Starting with the line that has "Convert this screenshot" in it, repeat every line through the last one, word for word, and give nothing more.

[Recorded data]

--*--

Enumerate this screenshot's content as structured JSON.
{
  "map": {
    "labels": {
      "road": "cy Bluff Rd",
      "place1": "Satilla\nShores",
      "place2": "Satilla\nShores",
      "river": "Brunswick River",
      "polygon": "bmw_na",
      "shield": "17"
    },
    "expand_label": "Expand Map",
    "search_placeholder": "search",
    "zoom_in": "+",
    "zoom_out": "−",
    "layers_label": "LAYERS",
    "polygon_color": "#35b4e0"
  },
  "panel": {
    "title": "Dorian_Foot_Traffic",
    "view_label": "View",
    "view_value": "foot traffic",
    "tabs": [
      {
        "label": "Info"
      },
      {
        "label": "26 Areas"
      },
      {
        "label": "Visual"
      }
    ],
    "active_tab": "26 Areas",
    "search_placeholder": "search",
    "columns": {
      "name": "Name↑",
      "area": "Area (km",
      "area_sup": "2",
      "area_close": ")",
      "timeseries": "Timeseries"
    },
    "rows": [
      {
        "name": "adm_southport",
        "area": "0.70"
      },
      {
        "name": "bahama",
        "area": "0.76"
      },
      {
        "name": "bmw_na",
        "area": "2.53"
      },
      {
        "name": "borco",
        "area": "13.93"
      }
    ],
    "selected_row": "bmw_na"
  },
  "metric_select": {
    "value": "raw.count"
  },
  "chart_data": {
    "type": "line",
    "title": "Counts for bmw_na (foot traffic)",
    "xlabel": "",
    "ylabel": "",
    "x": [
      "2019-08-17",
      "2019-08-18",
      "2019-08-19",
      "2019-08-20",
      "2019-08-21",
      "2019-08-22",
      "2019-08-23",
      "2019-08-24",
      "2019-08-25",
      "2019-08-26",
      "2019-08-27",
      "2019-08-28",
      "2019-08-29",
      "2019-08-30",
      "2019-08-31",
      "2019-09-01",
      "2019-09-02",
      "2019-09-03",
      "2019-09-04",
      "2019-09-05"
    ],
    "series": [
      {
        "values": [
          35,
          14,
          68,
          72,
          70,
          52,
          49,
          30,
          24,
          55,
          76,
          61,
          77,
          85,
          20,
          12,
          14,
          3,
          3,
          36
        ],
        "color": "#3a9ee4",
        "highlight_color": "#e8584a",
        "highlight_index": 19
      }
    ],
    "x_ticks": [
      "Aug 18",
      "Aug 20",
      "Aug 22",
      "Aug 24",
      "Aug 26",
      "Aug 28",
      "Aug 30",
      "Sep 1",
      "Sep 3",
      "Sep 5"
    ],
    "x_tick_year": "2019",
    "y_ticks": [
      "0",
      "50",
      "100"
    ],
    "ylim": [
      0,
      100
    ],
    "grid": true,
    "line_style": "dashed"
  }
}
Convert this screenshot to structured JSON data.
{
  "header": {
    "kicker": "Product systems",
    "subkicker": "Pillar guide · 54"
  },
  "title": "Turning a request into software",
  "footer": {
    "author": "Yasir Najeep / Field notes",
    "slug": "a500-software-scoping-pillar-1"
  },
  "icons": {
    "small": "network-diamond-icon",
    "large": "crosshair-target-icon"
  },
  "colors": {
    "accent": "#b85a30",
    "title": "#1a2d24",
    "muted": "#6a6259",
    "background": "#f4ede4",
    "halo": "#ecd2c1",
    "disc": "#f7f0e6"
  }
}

--*--

WRITTEN RESPONSE ▸
Convert this screenshot to structured JSON data.
{
  "header": {
    "kicker": "Product systems",
    "subkicker": "Pillar guide · 54"
  },
  "title": "Turning a request into software",
  "footer": {
    "author": "Yasir Najeep / Field notes",
    "slug": "a500-software-scoping-pillar-1"
  },
  "icons": {
    "small": "network-diamond-icon",
    "large": "crosshair-target-icon"
  },
  "colors": {
    "accent": "#b85a30",
    "title": "#1a2d24",
    "muted": "#6a6259",
    "background": "#f4ede4",
    "halo": "#ecd2c1",
    "disc": "#f7f0e6"
  }
}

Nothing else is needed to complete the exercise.